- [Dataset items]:
--
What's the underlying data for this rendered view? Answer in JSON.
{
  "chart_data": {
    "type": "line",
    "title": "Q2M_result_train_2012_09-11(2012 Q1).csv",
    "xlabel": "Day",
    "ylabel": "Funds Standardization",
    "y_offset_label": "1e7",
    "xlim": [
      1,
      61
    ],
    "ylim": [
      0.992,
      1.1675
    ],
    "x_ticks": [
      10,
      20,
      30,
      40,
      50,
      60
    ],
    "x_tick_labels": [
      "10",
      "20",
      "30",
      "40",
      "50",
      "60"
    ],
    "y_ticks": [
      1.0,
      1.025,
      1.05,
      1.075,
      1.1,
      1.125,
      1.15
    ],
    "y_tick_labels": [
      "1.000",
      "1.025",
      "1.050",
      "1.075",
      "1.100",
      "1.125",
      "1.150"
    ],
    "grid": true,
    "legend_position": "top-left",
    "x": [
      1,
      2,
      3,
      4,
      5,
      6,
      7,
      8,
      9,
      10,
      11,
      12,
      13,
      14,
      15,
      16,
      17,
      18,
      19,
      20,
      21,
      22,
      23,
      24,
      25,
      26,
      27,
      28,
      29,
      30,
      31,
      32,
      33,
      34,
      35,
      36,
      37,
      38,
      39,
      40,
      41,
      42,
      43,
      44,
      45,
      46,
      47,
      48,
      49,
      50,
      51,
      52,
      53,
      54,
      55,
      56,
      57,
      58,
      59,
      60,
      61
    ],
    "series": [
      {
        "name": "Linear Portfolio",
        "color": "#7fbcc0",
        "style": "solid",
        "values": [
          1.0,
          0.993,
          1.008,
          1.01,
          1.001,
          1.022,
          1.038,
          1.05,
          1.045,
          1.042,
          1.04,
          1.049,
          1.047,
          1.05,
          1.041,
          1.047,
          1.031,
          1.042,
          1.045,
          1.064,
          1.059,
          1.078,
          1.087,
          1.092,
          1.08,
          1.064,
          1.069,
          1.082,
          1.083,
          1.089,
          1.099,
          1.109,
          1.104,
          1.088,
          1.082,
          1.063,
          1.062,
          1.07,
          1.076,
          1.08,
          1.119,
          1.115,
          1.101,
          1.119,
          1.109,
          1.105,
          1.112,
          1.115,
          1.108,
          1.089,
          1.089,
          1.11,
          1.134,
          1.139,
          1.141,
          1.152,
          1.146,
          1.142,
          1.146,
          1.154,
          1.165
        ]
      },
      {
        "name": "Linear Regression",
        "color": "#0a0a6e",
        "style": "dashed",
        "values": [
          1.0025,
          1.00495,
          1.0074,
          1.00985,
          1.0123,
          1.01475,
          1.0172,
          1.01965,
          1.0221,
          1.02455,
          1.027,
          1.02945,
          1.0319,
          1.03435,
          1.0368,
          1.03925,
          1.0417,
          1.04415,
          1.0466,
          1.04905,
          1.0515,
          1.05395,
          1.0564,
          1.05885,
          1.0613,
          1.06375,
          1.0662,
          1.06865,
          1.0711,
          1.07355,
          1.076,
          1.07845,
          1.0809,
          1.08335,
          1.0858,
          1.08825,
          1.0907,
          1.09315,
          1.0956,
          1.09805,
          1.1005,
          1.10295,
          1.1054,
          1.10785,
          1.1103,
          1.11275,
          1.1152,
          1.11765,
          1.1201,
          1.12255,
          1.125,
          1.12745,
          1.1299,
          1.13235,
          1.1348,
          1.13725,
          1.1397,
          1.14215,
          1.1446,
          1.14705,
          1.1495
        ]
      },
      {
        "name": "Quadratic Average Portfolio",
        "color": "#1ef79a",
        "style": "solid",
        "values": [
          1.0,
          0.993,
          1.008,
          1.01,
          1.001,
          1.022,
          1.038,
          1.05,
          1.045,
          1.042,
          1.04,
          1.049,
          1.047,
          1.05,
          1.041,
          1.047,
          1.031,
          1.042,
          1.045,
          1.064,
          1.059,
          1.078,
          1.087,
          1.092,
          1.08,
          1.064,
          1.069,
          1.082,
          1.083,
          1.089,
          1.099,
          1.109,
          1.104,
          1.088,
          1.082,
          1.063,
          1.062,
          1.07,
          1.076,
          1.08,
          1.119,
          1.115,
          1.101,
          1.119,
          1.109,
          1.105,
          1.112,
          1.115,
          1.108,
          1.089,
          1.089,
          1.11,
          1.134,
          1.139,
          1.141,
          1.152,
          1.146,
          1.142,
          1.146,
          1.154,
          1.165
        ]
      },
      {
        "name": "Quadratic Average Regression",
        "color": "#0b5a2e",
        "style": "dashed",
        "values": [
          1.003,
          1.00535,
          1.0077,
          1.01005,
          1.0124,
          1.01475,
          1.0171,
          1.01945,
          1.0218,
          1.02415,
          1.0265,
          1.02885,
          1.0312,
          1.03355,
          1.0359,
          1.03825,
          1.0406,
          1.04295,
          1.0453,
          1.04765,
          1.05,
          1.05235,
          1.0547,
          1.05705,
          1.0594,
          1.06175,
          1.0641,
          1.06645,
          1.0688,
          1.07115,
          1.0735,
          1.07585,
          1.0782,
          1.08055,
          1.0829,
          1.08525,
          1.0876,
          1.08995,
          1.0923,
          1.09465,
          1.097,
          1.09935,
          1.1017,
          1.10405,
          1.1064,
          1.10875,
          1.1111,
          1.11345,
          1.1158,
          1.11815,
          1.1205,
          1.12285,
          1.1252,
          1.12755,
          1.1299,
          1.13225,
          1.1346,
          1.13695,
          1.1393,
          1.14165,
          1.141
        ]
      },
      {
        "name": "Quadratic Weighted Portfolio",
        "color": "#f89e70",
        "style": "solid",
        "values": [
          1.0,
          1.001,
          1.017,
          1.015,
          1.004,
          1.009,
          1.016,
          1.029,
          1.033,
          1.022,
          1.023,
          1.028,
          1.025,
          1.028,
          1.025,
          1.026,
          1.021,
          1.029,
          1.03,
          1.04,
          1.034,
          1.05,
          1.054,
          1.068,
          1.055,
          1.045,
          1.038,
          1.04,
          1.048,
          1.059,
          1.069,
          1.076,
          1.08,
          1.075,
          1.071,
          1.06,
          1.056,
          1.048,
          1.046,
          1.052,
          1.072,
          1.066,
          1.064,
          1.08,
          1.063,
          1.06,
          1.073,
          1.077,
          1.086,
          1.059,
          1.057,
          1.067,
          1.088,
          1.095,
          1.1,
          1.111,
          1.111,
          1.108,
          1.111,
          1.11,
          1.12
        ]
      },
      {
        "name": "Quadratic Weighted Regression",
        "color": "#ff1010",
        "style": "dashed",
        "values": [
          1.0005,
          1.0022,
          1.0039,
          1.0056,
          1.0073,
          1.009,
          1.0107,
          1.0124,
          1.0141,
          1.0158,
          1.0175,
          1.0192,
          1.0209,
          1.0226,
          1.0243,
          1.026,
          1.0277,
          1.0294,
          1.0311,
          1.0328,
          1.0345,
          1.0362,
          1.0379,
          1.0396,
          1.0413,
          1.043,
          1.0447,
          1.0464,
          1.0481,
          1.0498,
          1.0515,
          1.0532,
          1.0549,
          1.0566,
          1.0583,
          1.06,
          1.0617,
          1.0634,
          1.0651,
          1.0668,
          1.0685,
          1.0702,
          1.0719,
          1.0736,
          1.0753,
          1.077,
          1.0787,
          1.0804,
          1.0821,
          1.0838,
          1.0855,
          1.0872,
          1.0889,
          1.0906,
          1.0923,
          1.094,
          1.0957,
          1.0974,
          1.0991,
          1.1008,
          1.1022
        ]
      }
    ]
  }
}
--
- [THE TASK]:
Output each entry precisely as given.

- [WRITTEN SOLUTION]:
What's the underlying data for this rendered view? Answer in JSON.
{
  "chart_data": {
    "type": "line",
    "title": "Q2M_result_train_2012_09-11(2012 Q1).csv",
    "xlabel": "Day",
    "ylabel": "Funds Standardization",
    "y_offset_label": "1e7",
    "xlim": [
      1,
      61
    ],
    "ylim": [
      0.992,
      1.1675
    ],
    "x_ticks": [
      10,
      20,
      30,
      40,
      50,
      60
    ],
    "x_tick_labels": [
      "10",
      "20",
      "30",
      "40",
      "50",
      "60"
    ],
    "y_ticks": [
      1.0,
      1.025,
      1.05,
      1.075,
      1.1,
      1.125,
      1.15
    ],
    "y_tick_labels": [
      "1.000",
      "1.025",
      "1.050",
      "1.075",
      "1.100",
      "1.125",
      "1.150"
    ],
    "grid": true,
    "legend_position": "top-left",
    "x": [
      1,
      2,
      3,
      4,
      5,
      6,
      7,
      8,
      9,
      10,
      11,
      12,
      13,
      14,
      15,
      16,
      17,
      18,
      19,
      20,
      21,
      22,
      23,
      24,
      25,
      26,
      27,
      28,
      29,
      30,
      31,
      32,
      33,
      34,
      35,
      36,
      37,
      38,
      39,
      40,
      41,
      42,
      43,
      44,
      45,
      46,
      47,
      48,
      49,
      50,
      51,
      52,
      53,
      54,
      55,
      56,
      57,
      58,
      59,
      60,
      61
    ],
    "series": [
      {
        "name": "Linear Portfolio",
        "color": "#7fbcc0",
        "style": "solid",
        "values": [
          1.0,
          0.993,
          1.008,
          1.01,
          1.001,
          1.022,
          1.038,
          1.05,
          1.045,
          1.042,
          1.04,
          1.049,
          1.047,
          1.05,
          1.041,
          1.047,
          1.031,
          1.042,
          1.045,
          1.064,
          1.059,
          1.078,
          1.087,
          1.092,
          1.08,
          1.064,
          1.069,
          1.082,
          1.083,
          1.089,
          1.099,
          1.109,
          1.104,
          1.088,
          1.082,
          1.063,
          1.062,
          1.07,
          1.076,
          1.08,
          1.119,
          1.115,
          1.101,
          1.119,
          1.109,
          1.105,
          1.112,
          1.115,
          1.108,
          1.089,
          1.089,
          1.11,
          1.134,
          1.139,
          1.141,
          1.152,
          1.146,
          1.142,
          1.146,
          1.154,
          1.165
        ]
      },
      {
        "name": "Linear Regression",
        "color": "#0a0a6e",
        "style": "dashed",
        "values": [
          1.0025,
          1.00495,
          1.0074,
          1.00985,
          1.0123,
          1.01475,
          1.0172,
          1.01965,
          1.0221,
          1.02455,
          1.027,
          1.02945,
          1.0319,
          1.03435,
          1.0368,
          1.03925,
          1.0417,
          1.04415,
          1.0466,
          1.04905,
          1.0515,
          1.05395,
          1.0564,
          1.05885,
          1.0613,
          1.06375,
          1.0662,
          1.06865,
          1.0711,
          1.07355,
          1.076,
          1.07845,
          1.0809,
          1.08335,
          1.0858,
          1.08825,
          1.0907,
          1.09315,
          1.0956,
          1.09805,
          1.1005,
          1.10295,
          1.1054,
          1.10785,
          1.1103,
          1.11275,
          1.1152,
          1.11765,
          1.1201,
          1.12255,
          1.125,
          1.12745,
          1.1299,
          1.13235,
          1.1348,
          1.13725,
          1.1397,
          1.14215,
          1.1446,
          1.14705,
          1.1495
        ]
      },
      {
        "name": "Quadratic Average Portfolio",
        "color": "#1ef79a",
        "style": "solid",
        "values": [
          1.0,
          0.993,
          1.008,
          1.01,
          1.001,
          1.022,
          1.038,
          1.05,
          1.045,
          1.042,
          1.04,
          1.049,
          1.047,
          1.05,
          1.041,
          1.047,
          1.031,
          1.042,
          1.045,
          1.064,
          1.059,
          1.078,
          1.087,
          1.092,
          1.08,
          1.064,
          1.069,
          1.082,
          1.083,
          1.089,
          1.099,
          1.109,
          1.104,
          1.088,
          1.082,
          1.063,
          1.062,
          1.07,
          1.076,
          1.08,
          1.119,
          1.115,
          1.101,
          1.119,
          1.109,
          1.105,
          1.112,
          1.115,
          1.108,
          1.089,
          1.089,
          1.11,
          1.134,
          1.139,
          1.141,
          1.152,
          1.146,
          1.142,
          1.146,
          1.154,
          1.165
        ]
      },
      {
        "name": "Quadratic Average Regression",
        "color": "#0b5a2e",
        "style": "dashed",
        "values": [
          1.003,
          1.00535,
          1.0077,
          1.01005,
          1.0124,
          1.01475,
          1.0171,
          1.01945,
          1.0218,
          1.02415,
          1.0265,
          1.02885,
          1.0312,
          1.03355,
          1.0359,
          1.03825,
          1.0406,
          1.04295,
          1.0453,
          1.04765,
          1.05,
          1.05235,
          1.0547,
          1.05705,
          1.0594,
          1.06175,
          1.0641,
          1.06645,
          1.0688,
          1.07115,
          1.0735,
          1.07585,
          1.0782,
          1.08055,
          1.0829,
          1.08525,
          1.0876,
          1.08995,
          1.0923,
          1.09465,
          1.097,
          1.09935,
          1.1017,
          1.10405,
          1.1064,
          1.10875,
          1.1111,
          1.11345,
          1.1158,
          1.11815,
          1.1205,
          1.12285,
          1.1252,
          1.12755,
          1.1299,
          1.13225,
          1.1346,
          1.13695,
          1.1393,
          1.14165,
          1.141
        ]
      },
      {
        "name": "Quadratic Weighted Portfolio",
        "color": "#f89e70",
        "style": "solid",
        "values": [
          1.0,
          1.001,
          1.017,
          1.015,
          1.004,
          1.009,
          1.016,
          1.029,
          1.033,
          1.022,
          1.023,
          1.028,
          1.025,
          1.028,
          1.025,
          1.026,
          1.021,
          1.029,
          1.03,
          1.04,
          1.034,
          1.05,
          1.054,
          1.068,
          1.055,
          1.045,
          1.038,
          1.04,
          1.048,
          1.059,
          1.069,
          1.076,
          1.08,
          1.075,
          1.071,
          1.06,
          1.056,
          1.048,
          1.046,
          1.052,
          1.072,
          1.066,
          1.064,
          1.08,
          1.063,
          1.06,
          1.073,
          1.077,
          1.086,
          1.059,
          1.057,
          1.067,
          1.088,
          1.095,
          1.1,
          1.111,
          1.111,
          1.108,
          1.111,
          1.11,
          1.12
        ]
      },
      {
        "name": "Quadratic Weighted Regression",
        "color": "#ff1010",
        "style": "dashed",
        "values": [
          1.0005,
          1.0022,
          1.0039,
          1.0056,
          1.0073,
          1.009,
          1.0107,
          1.0124,
          1.0141,
          1.0158,
          1.0175,
          1.0192,
          1.0209,
          1.0226,
          1.0243,
          1.026,
          1.0277,
          1.0294,
          1.0311,
          1.0328,
          1.0345,
          1.0362,
          1.0379,
          1.0396,
          1.0413,
          1.043,
          1.0447,
          1.0464,
          1.0481,
          1.0498,
          1.0515,
          1.0532,
          1.0549,
          1.0566,
          1.0583,
          1.06,
          1.0617,
          1.0634,
          1.0651,
          1.0668,
          1.0685,
          1.0702,
          1.0719,
          1.0736,
          1.0753,
          1.077,
          1.0787,
          1.0804,
          1.0821,
          1.0838,
          1.0855,
          1.0872,
          1.0889,
          1.0906,
          1.0923,
          1.094,
          1.0957,
          1.0974,
          1.0991,
          1.1008,
          1.1022
        ]
      }
    ]
  }
}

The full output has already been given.